Exercises to complete –
- A) In the reunion note below, condense the paragraph beginning "After 40 years in the medical electronics industry" into a shorter version that keeps its main facts.
- B) Proceed with the reunion note that comes next, writing on from its final sentence.

Wonderful to see the St. Ethelreda class of 1959 at last Summer’s 50th. A piece of me wishes I still lived in Chicago to be able to spend time with my classmates- especially after our special evening.

After 40 years in the medical electronics industry, I retired last May 8th and on the 9th the family headed for Italy (minus the 5 grandkids). Click the photo to the right of Angela, our children and spouses (and Memo the cook) to enlarge it.

We have lived in Portland, Oregon since 1988; fortunately two of our children live in Portland and the other in Oakland, CA, so we are officially a West Coast family. If anyone plans to visit Portland and the beautiful Pacific Northwest, please do email, we would love visitors.

Data shown –
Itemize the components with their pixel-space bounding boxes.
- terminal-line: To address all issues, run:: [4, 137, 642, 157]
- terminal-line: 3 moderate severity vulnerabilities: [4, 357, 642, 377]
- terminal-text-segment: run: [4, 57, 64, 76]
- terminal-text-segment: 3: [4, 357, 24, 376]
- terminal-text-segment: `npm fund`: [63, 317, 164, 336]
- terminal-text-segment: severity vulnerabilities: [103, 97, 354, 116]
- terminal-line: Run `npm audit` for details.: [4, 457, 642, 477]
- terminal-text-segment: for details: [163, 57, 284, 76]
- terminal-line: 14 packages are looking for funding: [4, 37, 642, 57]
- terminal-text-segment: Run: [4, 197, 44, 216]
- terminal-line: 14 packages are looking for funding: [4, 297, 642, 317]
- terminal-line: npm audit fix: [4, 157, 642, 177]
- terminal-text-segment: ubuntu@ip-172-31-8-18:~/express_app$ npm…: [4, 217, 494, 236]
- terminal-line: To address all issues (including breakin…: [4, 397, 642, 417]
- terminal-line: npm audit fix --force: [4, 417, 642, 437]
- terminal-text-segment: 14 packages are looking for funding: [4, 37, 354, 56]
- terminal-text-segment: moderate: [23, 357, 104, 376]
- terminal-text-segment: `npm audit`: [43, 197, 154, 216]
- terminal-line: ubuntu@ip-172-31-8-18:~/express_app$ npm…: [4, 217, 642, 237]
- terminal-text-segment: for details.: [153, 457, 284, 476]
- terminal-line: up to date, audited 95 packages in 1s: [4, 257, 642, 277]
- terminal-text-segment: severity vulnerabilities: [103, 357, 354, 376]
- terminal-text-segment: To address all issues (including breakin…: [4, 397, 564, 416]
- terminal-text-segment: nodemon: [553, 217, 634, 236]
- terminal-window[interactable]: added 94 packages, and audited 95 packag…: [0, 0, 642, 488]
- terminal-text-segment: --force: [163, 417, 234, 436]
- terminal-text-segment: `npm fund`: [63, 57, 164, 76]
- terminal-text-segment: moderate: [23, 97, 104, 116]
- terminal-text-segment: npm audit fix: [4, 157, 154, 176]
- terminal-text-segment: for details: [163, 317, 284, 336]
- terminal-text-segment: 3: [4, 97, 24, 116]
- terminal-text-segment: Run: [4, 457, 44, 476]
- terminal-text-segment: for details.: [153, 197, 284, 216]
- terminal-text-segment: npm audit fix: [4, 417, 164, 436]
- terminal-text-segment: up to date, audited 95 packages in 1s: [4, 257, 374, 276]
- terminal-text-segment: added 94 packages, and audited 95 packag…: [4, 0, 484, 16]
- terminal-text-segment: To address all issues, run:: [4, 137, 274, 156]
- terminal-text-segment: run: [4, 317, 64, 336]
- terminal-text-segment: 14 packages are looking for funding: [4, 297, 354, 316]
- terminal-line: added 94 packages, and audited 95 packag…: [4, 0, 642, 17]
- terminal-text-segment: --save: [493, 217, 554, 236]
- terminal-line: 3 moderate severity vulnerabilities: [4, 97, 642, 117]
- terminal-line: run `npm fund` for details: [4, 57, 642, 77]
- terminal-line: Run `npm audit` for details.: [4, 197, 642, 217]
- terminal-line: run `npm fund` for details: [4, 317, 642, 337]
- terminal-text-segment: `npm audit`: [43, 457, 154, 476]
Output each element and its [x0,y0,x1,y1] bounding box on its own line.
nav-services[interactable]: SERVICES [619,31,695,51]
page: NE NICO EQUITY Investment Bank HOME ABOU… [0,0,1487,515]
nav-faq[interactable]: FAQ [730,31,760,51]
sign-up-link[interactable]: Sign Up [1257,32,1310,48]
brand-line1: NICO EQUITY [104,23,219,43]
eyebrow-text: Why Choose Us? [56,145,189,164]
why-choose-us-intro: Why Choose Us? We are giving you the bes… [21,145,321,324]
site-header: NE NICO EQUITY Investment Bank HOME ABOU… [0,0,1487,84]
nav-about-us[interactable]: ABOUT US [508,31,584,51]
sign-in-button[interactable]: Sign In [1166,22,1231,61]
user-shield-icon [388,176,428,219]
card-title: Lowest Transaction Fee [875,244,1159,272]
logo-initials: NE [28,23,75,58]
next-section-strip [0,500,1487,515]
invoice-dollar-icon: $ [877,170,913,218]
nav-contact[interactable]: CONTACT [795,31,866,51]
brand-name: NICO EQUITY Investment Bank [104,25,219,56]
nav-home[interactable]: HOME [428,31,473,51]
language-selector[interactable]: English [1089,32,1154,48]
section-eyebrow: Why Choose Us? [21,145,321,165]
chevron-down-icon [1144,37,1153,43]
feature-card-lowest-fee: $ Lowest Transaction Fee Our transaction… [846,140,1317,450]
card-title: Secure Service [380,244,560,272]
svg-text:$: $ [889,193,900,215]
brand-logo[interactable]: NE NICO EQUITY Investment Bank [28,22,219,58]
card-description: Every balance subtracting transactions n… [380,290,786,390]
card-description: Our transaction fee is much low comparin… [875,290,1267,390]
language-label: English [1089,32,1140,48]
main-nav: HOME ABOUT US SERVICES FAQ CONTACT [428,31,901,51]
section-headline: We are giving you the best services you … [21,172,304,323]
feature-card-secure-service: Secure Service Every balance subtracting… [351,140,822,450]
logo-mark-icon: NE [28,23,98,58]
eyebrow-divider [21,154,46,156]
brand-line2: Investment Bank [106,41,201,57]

Your responses –
- A) I retired last May 8th after 40 years in medical electronics, and the next day the family, minus the 5 grandkids, left for Italy. Click the photo of Angela, our children and spouses, and Memo the cook to enlarge it.

- B)
The past two years I have been actively involved in an orphanage and medical clinic in Uganda partnering with a great runner and even greater humanitarian from Uganda named Julius Achon. In January, Julius and I traveled to Uganda to work with the orphanage and begin planning to build a clinic in Julius’s village, Awake, in Northern Uganda. We will be heading back to Uganda in November and this time will visit a game park (although I am sure it will not match Sue Brown Bennett’s experience featured on the website). Please visit our website www.achonugandachildren.org

25 Year Reunion Questionnaire Response:

Married to Angela … 3 children (Michael 13, David 10, and Molly 6). Vice-President of Sales &
Technical Service with Physio Control Corp. Marquette University B.S. in 1967 and Medical College at Wisconsin for an
M.S. in 1969. Enjoy marathon running, mountain climbing, traveling and spending time with my family. Joined Baxter
Labs 1970 moved to Davenport, 1972 promoted and moved to Minneapolis. 1974 joined Physio Control, 1976 promoted and
moved to Atlanta, 1978 promoted and moved to New York, 1978 promoted and moved to Seattle, 1980 promoted, 1982 promoted
to present position. Living in Redmond, Washington.